# [PROBLEM STATEMENT]
Reproduce the records below exactly as they appear, omitting any pictures they contain.

# [INPUT DATA]
--- Start ---
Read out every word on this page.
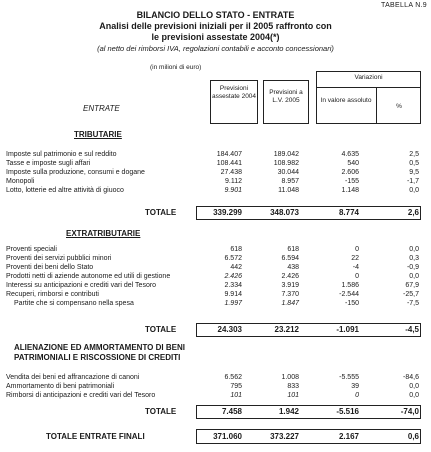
TABELLA N.9
BILANCIO DELLO STATO - ENTRATE
Analisi delle previsioni iniziali per il 2005 raffronto con
le previsioni assestate 2004(*)
(al netto dei rimborsi IVA, regolazioni contabili e acconto concessionari)
(in milioni di euro)
ENTRATE
Previsioni assestate 2004
Previsioni a L.V. 2005
Variazioni
In valore assoluto
%
TRIBUTARIE
Imposte sul patrimonio e sul reddito	184.407	189.042	4.635	2,5
Tasse e imposte sugli affari	108.441	108.982	540	0,5
Imposte sulla produzione, consumi e dogane	27.438	30.044	2.606	9,5
Monopoli	9.112	8.957	-155	-1,7
Lotto, lotterie ed altre attività di giuoco	9.901	11.048	1.148	0,0
TOTALE	339.299	348.073	8.774	2,6
EXTRATRIBUTARIE
Proventi speciali	618	618	0	0,0
Proventi dei servizi pubblici minori	6.572	6.594	22	0,3
Proventi dei beni dello Stato	442	438	-4	-0,9
Prodotti netti di aziende autonome ed utili di gestione	2.426	2.426	0	0,0
Interessi su anticipazioni e crediti vari del Tesoro	2.334	3.919	1.586	67,9
Recuperi, rimborsi e contributi	9.914	7.370	-2.544	-25,7
Partite che si compensano nella spesa	1.997	1.847	-150	-7,5
TOTALE	24.303	23.212	-1.091	-4,5
ALIENAZIONE ED AMMORTAMENTO DI BENI
PATRIMONIALI E RISCOSSIONE DI CREDITI
Vendita dei beni ed affrancazione di canoni	6.562	1.008	-5.555	-84,6
Ammortamento di beni patrimoniali	795	833	39	0,0
Rimborsi di anticipazioni e crediti vari del Tesoro	101	101	0	0,0
TOTALE	7.458	1.942	-5.516	-74,0
TOTALE ENTRATE FINALI	371.060	373.227	2.167	0,6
--- End ---
# [IN RESPONSE]
Read out every word on this page.
TABELLA N.9
BILANCIO DELLO STATO - ENTRATE
Analisi delle previsioni iniziali per il 2005 raffronto con
le previsioni assestate 2004(*)
(al netto dei rimborsi IVA, regolazioni contabili e acconto concessionari)
(in milioni di euro)
ENTRATE
Previsioni assestate 2004
Previsioni a L.V. 2005
Variazioni
In valore assoluto
%
TRIBUTARIE
Imposte sul patrimonio e sul reddito	184.407	189.042	4.635	2,5
Tasse e imposte sugli affari	108.441	108.982	540	0,5
Imposte sulla produzione, consumi e dogane	27.438	30.044	2.606	9,5
Monopoli	9.112	8.957	-155	-1,7
Lotto, lotterie ed altre attività di giuoco	9.901	11.048	1.148	0,0
TOTALE	339.299	348.073	8.774	2,6
EXTRATRIBUTARIE
Proventi speciali	618	618	0	0,0
Proventi dei servizi pubblici minori	6.572	6.594	22	0,3
Proventi dei beni dello Stato	442	438	-4	-0,9
Prodotti netti di aziende autonome ed utili di gestione	2.426	2.426	0	0,0
Interessi su anticipazioni e crediti vari del Tesoro	2.334	3.919	1.586	67,9
Recuperi, rimborsi e contributi	9.914	7.370	-2.544	-25,7
Partite che si compensano nella spesa	1.997	1.847	-150	-7,5
TOTALE	24.303	23.212	-1.091	-4,5
ALIENAZIONE ED AMMORTAMENTO DI BENI
PATRIMONIALI E RISCOSSIONE DI CREDITI
Vendita dei beni ed affrancazione di canoni	6.562	1.008	-5.555	-84,6
Ammortamento di beni patrimoniali	795	833	39	0,0
Rimborsi di anticipazioni e crediti vari del Tesoro	101	101	0	0,0
TOTALE	7.458	1.942	-5.516	-74,0
TOTALE ENTRATE FINALI	371.060	373.227	2.167	0,6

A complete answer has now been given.